» INSTRUCTIONS:
1: Return the portion of the lecture announcement starting at "Nicholas Andrew Basbanes" and ending at "as pizza boxes.", copied word for word.
2: According to the lecture announcement, why did Basbanes write A World of Letters? Answer in one to three sentences.

» DOCUMENT:
◆ ◆ ◆ ◆
On Paper: The Everything of Its Two-Thousand-Year History
Presenter: NICHOLAS BASBANES
Date: Wednesday, October 30, 2013 - 5:30pm to 7:30pm
Type of Event: Lecture, Reception, and Book Signing


Nicholas Andrew Basbanes has written a thoroughgoing chronicle about the stuff books are traditionally made of: paper. He starts with its invention in China 1800 years ago, considers its use for everything from currency to the blueprints that facilitated the Industrial Revolution, and records a visit to the National Security Agency, where 100 million secret documents have been pulped and recycled as pizza boxes.

Basbanes graduated from Bates College and received a master of arts degree from Pennsylvania State University. He received his master’s degree in journalism in 1969 while serving aboard the aircraft carrier USS Oriskany during the first of two combat deployments he made to Yankee Station in the Gulf of Tonkin, off the coast of Vietnam. His first book, A Gentle Madness: Bibliophiles, Bibliomanes, and the Eternal Passion for Books, was a finalist for the National Book Critics Circle Award in non-fiction for 1995, and was named a New York Times notable book of the year. He was commissioned by Yale University Press to write a centennial history of the Press, A World of Letters.
◆ ◆ ◆ ◆
» DATA LINES:
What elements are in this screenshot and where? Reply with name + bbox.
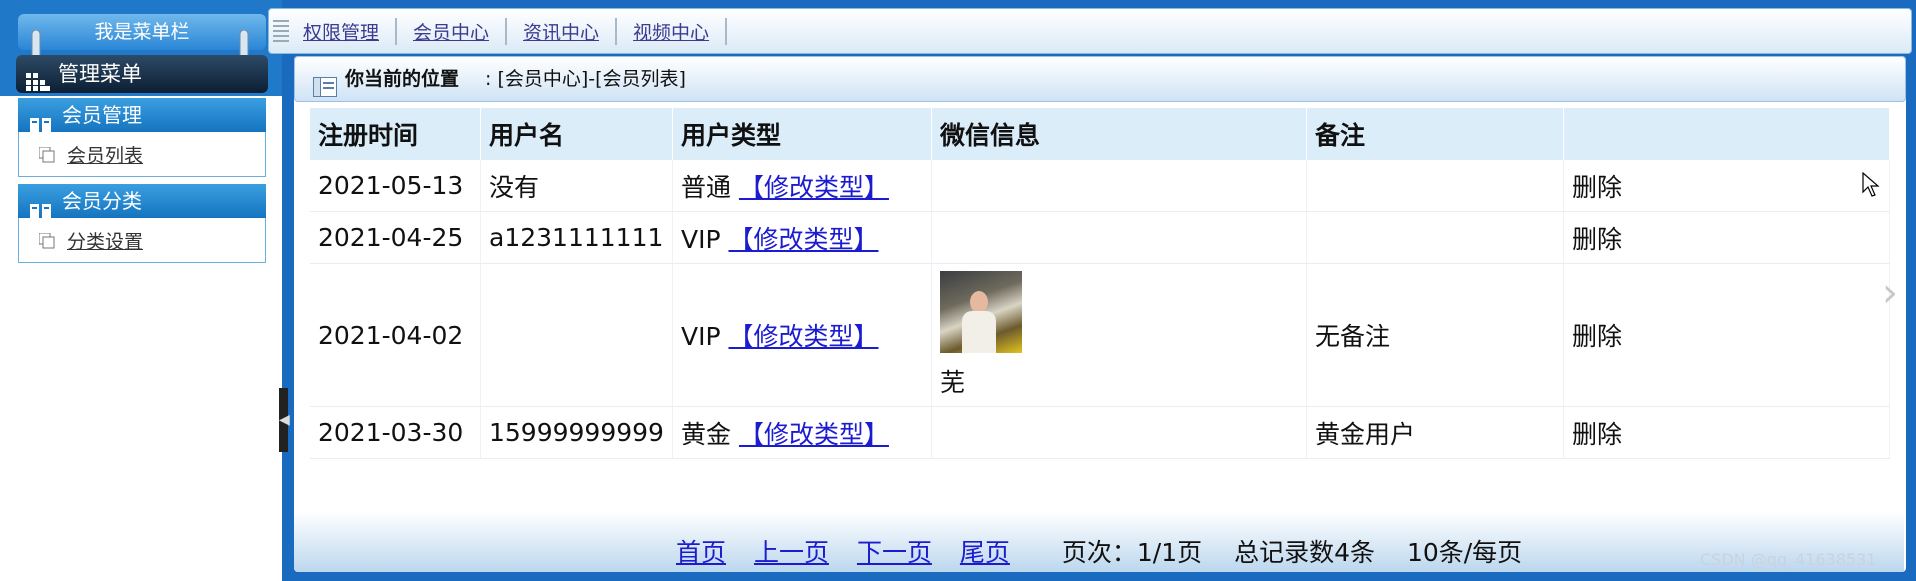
◆ ◆ ◆ ◆
» OUTPUTS:
1:
Nicholas Andrew Basbanes has written a thoroughgoing chronicle about the stuff books are traditionally made of: paper. He starts with its invention in China 1800 years ago, considers its use for everything from currency to the blueprints that facilitated the Industrial Revolution, and records a visit to the National Security Agency, where 100 million secret documents have been pulped and recycled as pizza boxes.

2: Yale University Press commissioned Basbanes to write it as a centennial history of the Press.